(Data entries)

▼

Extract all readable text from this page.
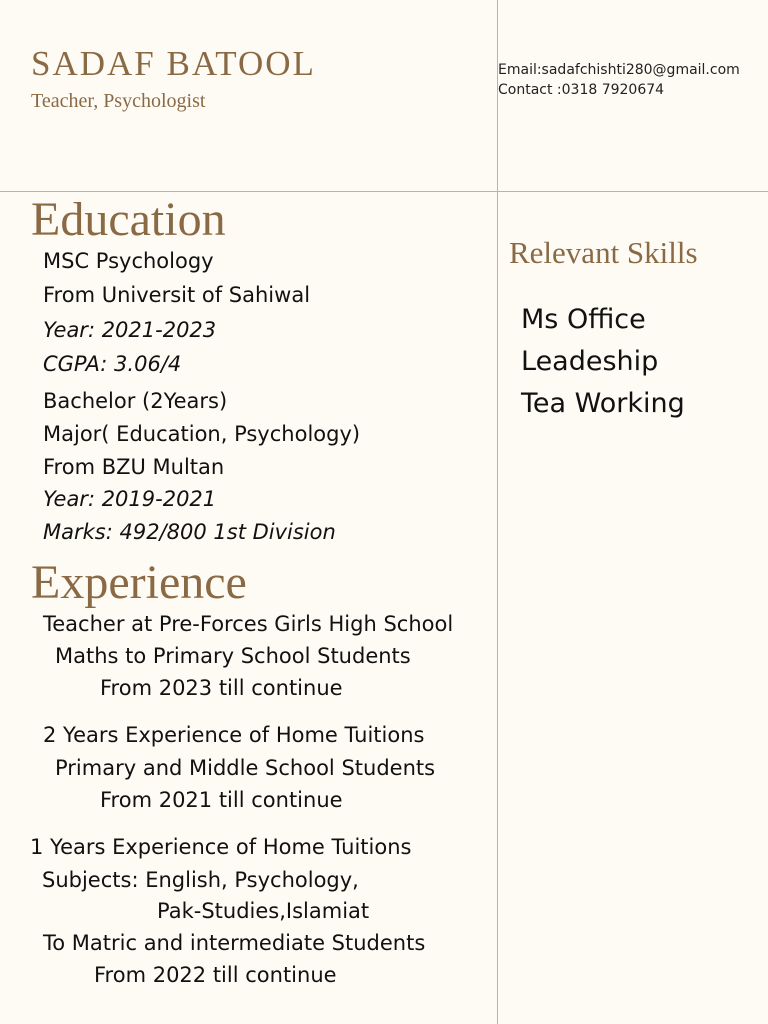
SADAF BATOOL
Teacher, Psychologist
Email:sadafchishti280@gmail.com
Contact :0318 7920674
Education
MSC Psychology
From Universit of Sahiwal
Year: 2021-2023
CGPA: 3.06/4
Bachelor (2Years)
Major( Education, Psychology)
From BZU Multan
Year: 2019-2021
Marks: 492/800 1st Division
Experience
Teacher at Pre-Forces Girls High School
Maths to Primary School Students
From 2023 till continue
2 Years Experience of Home Tuitions
Primary and Middle School Students
From 2021 till continue
1 Years Experience of Home Tuitions
Subjects: English, Psychology,
Pak-Studies,Islamiat
To Matric and intermediate Students
From 2022 till continue
Relevant Skills
Ms Office
Leadeship
Tea Working
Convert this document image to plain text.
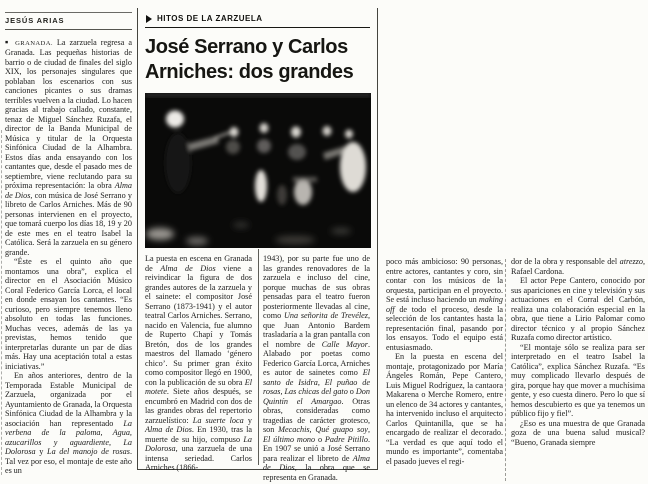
JESÚS ARIAS

■ GRANADA. La zarzuela regresa a Granada. Las pequeñas historias de barrio o de ciudad de finales del siglo XIX, los personajes singulares que poblaban los escenarios con sus canciones picantes o sus dramas terribles vuelven a la ciudad. Lo hacen gracias al trabajo callado, constante, tenaz de Miguel Sánchez Ruzafa, el director de la Banda Municipal de Música y titular de la Orquesta Sinfónica Ciudad de la Alhambra. Estos días anda ensayando con los cantantes que, desde el pasado mes de septiembre, viene reclutando para su próxima representación: la obra Alma de Dios, con música de José Serrano y libreto de Carlos Arniches. Más de 90 personas intervienen en el proyecto, que tomará cuerpo los días 18, 19 y 20 de este mes en el teatro Isabel la Católica. Será la zarzuela en su género grande.

“Éste es el quinto año que montamos una obra”, explica el director en el Asociación Músico Coral Federico García Lorca, el local en donde ensayan los cantantes. “Es curioso, pero siempre tenemos lleno absoluto en todas las funciones. Muchas veces, además de las ya previstas, hemos tenido que interpretarlas durante un par de días más. Hay una aceptación total a estas iniciativas.”

En años anteriores, dentro de la Temporada Estable Municipal de Zarzuela, organizada por el Ayuntamiento de Granada, la Orquesta Sinfónica Ciudad de la Alhambra y la asociación han representado La verbena de la paloma, Agua, azucarillos y aguardiente, La Dolorosa y La del manojo de rosas. Tal vez por eso, el montaje de este año es un

HITOS DE LA ZARZUELA
José Serrano y Carlos
Arniches: dos grandes

La puesta en escena en Granada de Alma de Dios viene a reivindicar la figura de dos grandes autores de la zarzuela y el sainete: el compositor José Serrano (1873-1941) y el autor teatral Carlos Arniches. Serrano, nacido en Valencia, fue alumno de Ruperto Chapí y Tomás Bretón, dos de los grandes maestros del llamado ‘género chico’. Su primer gran éxito como compositor llegó en 1900, con la publicación de su obra El motete. Siete años después, se encumbró en Madrid con dos de las grandes obras del repertorio zarzuelístico: La suerte loca y Alma de Dios. En 1930, tras la muerte de su hijo, compuso La Dolorosa, una zarzuela de una intensa seriedad. Carlos Arniches (1866-

1943), por su parte fue uno de las grandes renovadores de la zarzuela e incluso del cine, porque muchas de sus obras pensadas para el teatro fueron posteriormente llevadas al cine, como Una señorita de Trevélez, que Juan Antonio Bardem trasladaría a la gran pantalla con el nombre de Calle Mayor. Alabado por poetas como Federico García Lorca, Arniches es autor de sainetes como El santo de Isidra, El puñao de rosas, Las chicas del gato o Don Quintín el Amargao. Otras obras, consideradas como tragedias de carácter grotesco, son Mecachis, Qué guapo soy, El último mono o Padre Pitillo. En 1907 se unió a José Serrano para realizar el libreto de Alma de Dios, la obra que se representa en Granada.

poco más ambicioso: 90 personas, entre actores, cantantes y coro, sin contar con los músicos de la orquesta, participan en el proyecto. Se está incluso haciendo un making off de todo el proceso, desde la selección de los cantantes hasta la representación final, pasando por los ensayos. Todo el equipo está entusiasmado.

En la puesta en escena del montaje, protagonizado por María Ángeles Román, Pepe Cantero, Luis Miguel Rodríguez, la cantaora Makarena o Merche Romero, entre un elenco de 34 actores y cantantes, ha intervenido incluso el arquitecto Carlos Quintanilla, que se ha encargado de realizar el decorado. “La verdad es que aquí todo el mundo es importante”, comentaba el pasado jueves el regi-

dor de la obra y responsable del atrezzo, Rafael Cardona.

El actor Pepe Cantero, conocido por sus apariciones en cine y televisión y sus actuaciones en el Corral del Carbón, realiza una colaboración especial en la obra, que tiene a Lirio Palomar como director técnico y al propio Sánchez Ruzafa como director artístico.

“El montaje sólo se realiza para ser interpretado en el teatro Isabel la Católica”, explica Sánchez Ruzafa. “Es muy complicado llevarlo después de gira, porque hay que mover a muchísima gente, y eso cuesta dinero. Pero lo que sí hemos descubierto es que ya tenemos un público fijo y fiel”.

¿Eso es una muestra de que Granada goza de una buena salud musical? “Bueno, Granada siempre
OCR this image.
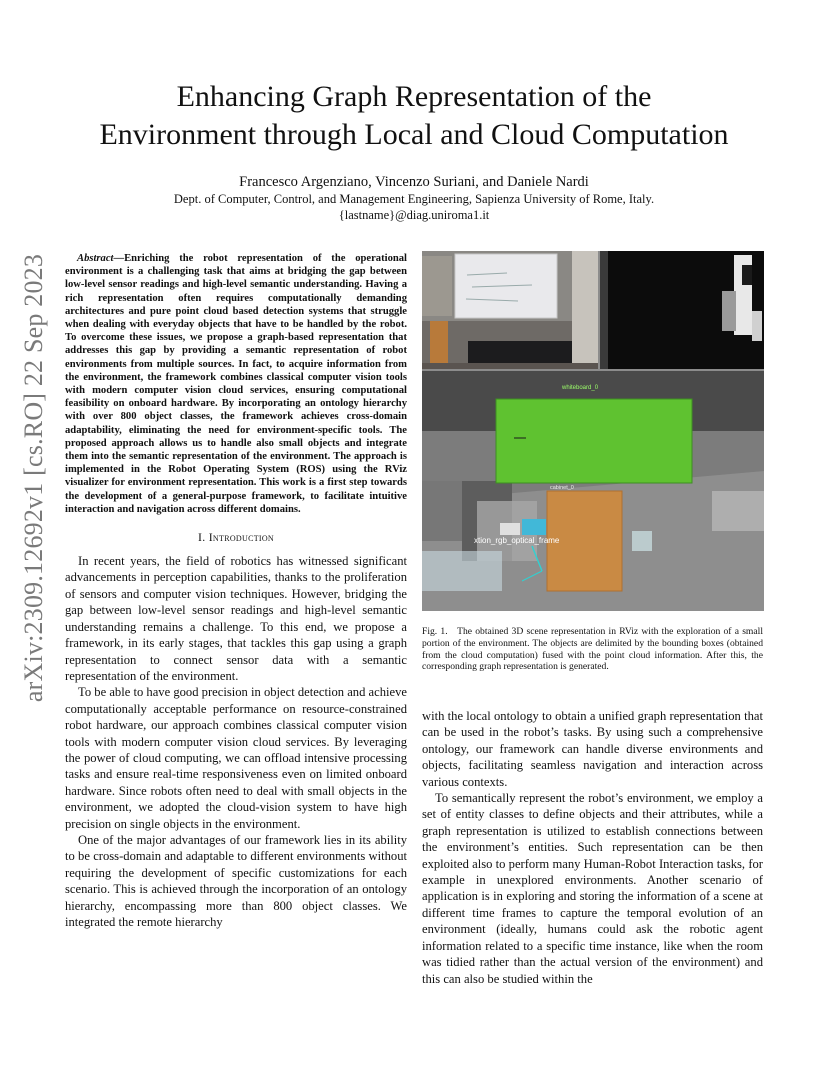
arXiv:2309.12692v1 [cs.RO] 22 Sep 2023
Enhancing Graph Representation of the
Environment through Local and Cloud Computation
Francesco Argenziano, Vincenzo Suriani, and Daniele Nardi
Dept. of Computer, Control, and Management Engineering, Sapienza University of Rome, Italy.
{lastname}@diag.uniroma1.it

Abstract—Enriching the robot representation of the operational environment is a challenging task that aims at bridging the gap between low-level sensor readings and high-level semantic understanding. Having a rich representation often requires computationally demanding architectures and pure point cloud based detection systems that struggle when dealing with everyday objects that have to be handled by the robot. To overcome these issues, we propose a graph-based representation that addresses this gap by providing a semantic representation of robot environments from multiple sources. In fact, to acquire information from the environment, the framework combines classical computer vision tools with modern computer vision cloud services, ensuring computational feasibility on onboard hardware. By incorporating an ontology hierarchy with over 800 object classes, the framework achieves cross-domain adaptability, eliminating the need for environment-specific tools. The proposed approach allows us to handle also small objects and integrate them into the semantic representation of the environment. The approach is implemented in the Robot Operating System (ROS) using the RViz visualizer for environment representation. This work is a first step towards the development of a general-purpose framework, to facilitate intuitive interaction and navigation across different domains.

I. Introduction

In recent years, the field of robotics has witnessed significant advancements in perception capabilities, thanks to the proliferation of sensors and computer vision techniques. However, bridging the gap between low-level sensor readings and high-level semantic understanding remains a challenge. To this end, we propose a framework, in its early stages, that tackles this gap using a graph representation to connect sensor data with a semantic representation of the environment.

To be able to have good precision in object detection and achieve computationally acceptable performance on resource-constrained robot hardware, our approach combines classical computer vision tools with modern computer vision cloud services. By leveraging the power of cloud computing, we can offload intensive processing tasks and ensure real-time responsiveness even on limited onboard hardware. Since robots often need to deal with small objects in the environment, we adopted the cloud-vision system to have high precision on single objects in the environment.

One of the major advantages of our framework lies in its ability to be cross-domain and adaptable to different environments without requiring the development of specific customizations for each scenario. This is achieved through the incorporation of an ontology hierarchy, encompassing more than 800 object classes. We integrated the remote hierarchy

whiteboard_0
cabinet_0
xtion_rgb_optical_frame

Fig. 1. The obtained 3D scene representation in RViz with the exploration of a small portion of the environment. The objects are delimited by the bounding boxes (obtained from the cloud computation) fused with the point cloud information. After this, the corresponding graph representation is generated.

with the local ontology to obtain a unified graph representation that can be used in the robot’s tasks. By using such a comprehensive ontology, our framework can handle diverse environments and objects, facilitating seamless navigation and interaction across various contexts.

To semantically represent the robot’s environment, we employ a set of entity classes to define objects and their attributes, while a graph representation is utilized to establish connections between the environment’s entities. Such representation can be then exploited also to perform many Human-Robot Interaction tasks, for example in unexplored environments. Another scenario of application is in exploring and storing the information of a scene at different time frames to capture the temporal evolution of an environment (ideally, humans could ask the robotic agent information related to a specific time instance, like when the room was tidied rather than the actual version of the environment) and this can also be studied within the
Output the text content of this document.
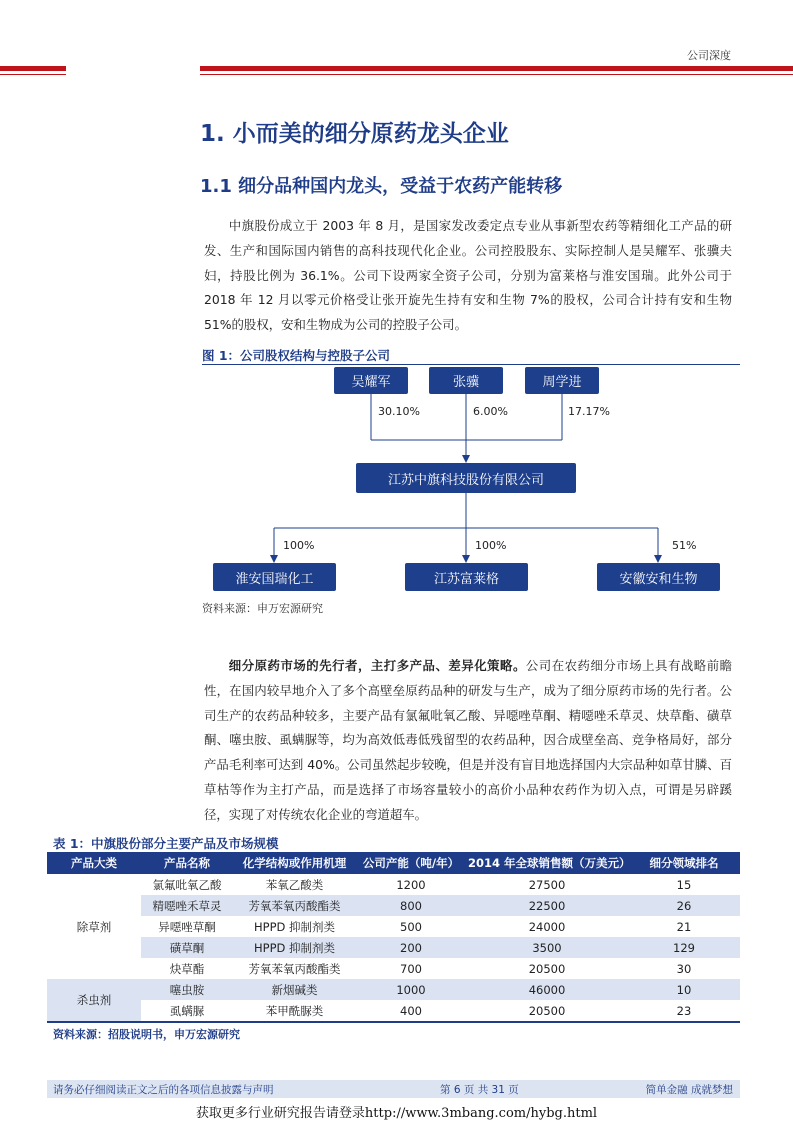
公司深度
1. 小而美的细分原药龙头企业
1.1 细分品种国内龙头，受益于农药产能转移
中旗股份成立于 2003 年 8 月，是国家发改委定点专业从事新型农药等精细化工产品的研发、生产和国际国内销售的高科技现代化企业。公司控股股东、实际控制人是吴耀军、张骥夫妇，持股比例为 36.1%。公司下设两家全资子公司，分别为富莱格与淮安国瑞。此外公司于 2018 年 12 月以零元价格受让张开旋先生持有安和生物 7%的股权，公司合计持有安和生物 51%的股权，安和生物成为公司的控股子公司。
图 1：公司股权结构与控股子公司
吴耀军	张骥	周学进
30.10%	6.00%	17.17%
江苏中旗科技股份有限公司
100%	100%	51%
淮安国瑞化工	江苏富莱格	安徽安和生物
资料来源：申万宏源研究
细分原药市场的先行者，主打多产品、差异化策略。公司在农药细分市场上具有战略前瞻性，在国内较早地介入了多个高壁垒原药品种的研发与生产，成为了细分原药市场的先行者。公司生产的农药品种较多，主要产品有氯氟吡氧乙酸、异噁唑草酮、精噁唑禾草灵、炔草酯、磺草酮、噻虫胺、虱螨脲等，均为高效低毒低残留型的农药品种，因合成壁垒高、竞争格局好，部分产品毛利率可达到 40%。公司虽然起步较晚，但是并没有盲目地选择国内大宗品种如草甘膦、百草枯等作为主打产品，而是选择了市场容量较小的高价小品种农药作为切入点，可谓是另辟蹊径，实现了对传统农化企业的弯道超车。
表 1：中旗股份部分主要产品及市场规模
产品大类	产品名称	化学结构或作用机理	公司产能（吨/年）	2014 年全球销售额（万美元）	细分领域排名
除草剂	氯氟吡氧乙酸	苯氧乙酸类	1200	27500	15
	精噁唑禾草灵	芳氧苯氧丙酸酯类	800	22500	26
	异噁唑草酮	HPPD 抑制剂类	500	24000	21
	磺草酮	HPPD 抑制剂类	200	3500	129
	炔草酯	芳氧苯氧丙酸酯类	700	20500	30
杀虫剂	噻虫胺	新烟碱类	1000	46000	10
	虱螨脲	苯甲酰脲类	400	20500	23
资料来源：招股说明书，申万宏源研究
请务必仔细阅读正文之后的各项信息披露与声明	第 6 页 共 31 页	简单金融 成就梦想
获取更多行业研究报告请登录http://www.3mbang.com/hybg.html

▲

*DIRECTIONS:*
Search the data for the string "Teacher" and copy each line where it appears.

*FULL SOLUTION:*
Teacher, Psychologist
Teacher at Pre-Forces Girls High School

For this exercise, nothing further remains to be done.